◆ Data for this task:

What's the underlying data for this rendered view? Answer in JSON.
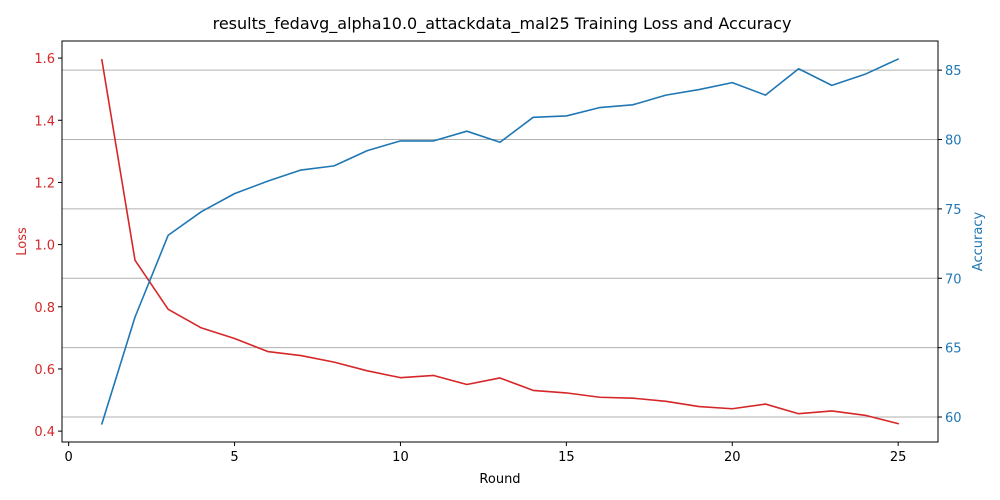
{
  "chart_data": {
    "type": "line",
    "title": "results_fedavg_alpha10.0_attackdata_mal25 Training Loss and Accuracy",
    "xlabel": "Round",
    "xlim": [
      -0.2,
      26.2
    ],
    "xticks": [
      0,
      5,
      10,
      15,
      20,
      25
    ],
    "x": [
      1,
      2,
      3,
      4,
      5,
      6,
      7,
      8,
      9,
      10,
      11,
      12,
      13,
      14,
      15,
      16,
      17,
      18,
      19,
      20,
      21,
      22,
      23,
      24,
      25
    ],
    "grid": "horizontal, right axis",
    "series": [
      {
        "name": "Loss",
        "axis": "left",
        "color": "#d62728",
        "values": [
          1.595,
          0.95,
          0.792,
          0.732,
          0.698,
          0.656,
          0.643,
          0.622,
          0.594,
          0.572,
          0.579,
          0.55,
          0.571,
          0.531,
          0.523,
          0.509,
          0.506,
          0.496,
          0.479,
          0.472,
          0.487,
          0.456,
          0.465,
          0.451,
          0.424
        ]
      },
      {
        "name": "Accuracy",
        "axis": "right",
        "color": "#1f77b4",
        "values": [
          59.5,
          67.2,
          73.1,
          74.8,
          76.1,
          77.0,
          77.8,
          78.1,
          79.2,
          79.9,
          79.9,
          80.6,
          79.8,
          81.6,
          81.7,
          82.3,
          82.5,
          83.2,
          83.6,
          84.1,
          83.2,
          85.1,
          83.9,
          84.7,
          85.8
        ]
      }
    ],
    "y_left": {
      "label": "Loss",
      "color": "#d62728",
      "lim": [
        0.365,
        1.655
      ],
      "ticks": [
        0.4,
        0.6,
        0.8,
        1.0,
        1.2,
        1.4,
        1.6
      ],
      "tick_labels": [
        "0.4",
        "0.6",
        "0.8",
        "1.0",
        "1.2",
        "1.4",
        "1.6"
      ]
    },
    "y_right": {
      "label": "Accuracy",
      "color": "#1f77b4",
      "lim": [
        58.2,
        87.1
      ],
      "ticks": [
        60,
        65,
        70,
        75,
        80,
        85
      ],
      "tick_labels": [
        "60",
        "65",
        "70",
        "75",
        "80",
        "85"
      ]
    }
  }
}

◆ Description of the task: Give the number of lines in the records that contain the string "Loss", with no other output.

◆ Full solution: 3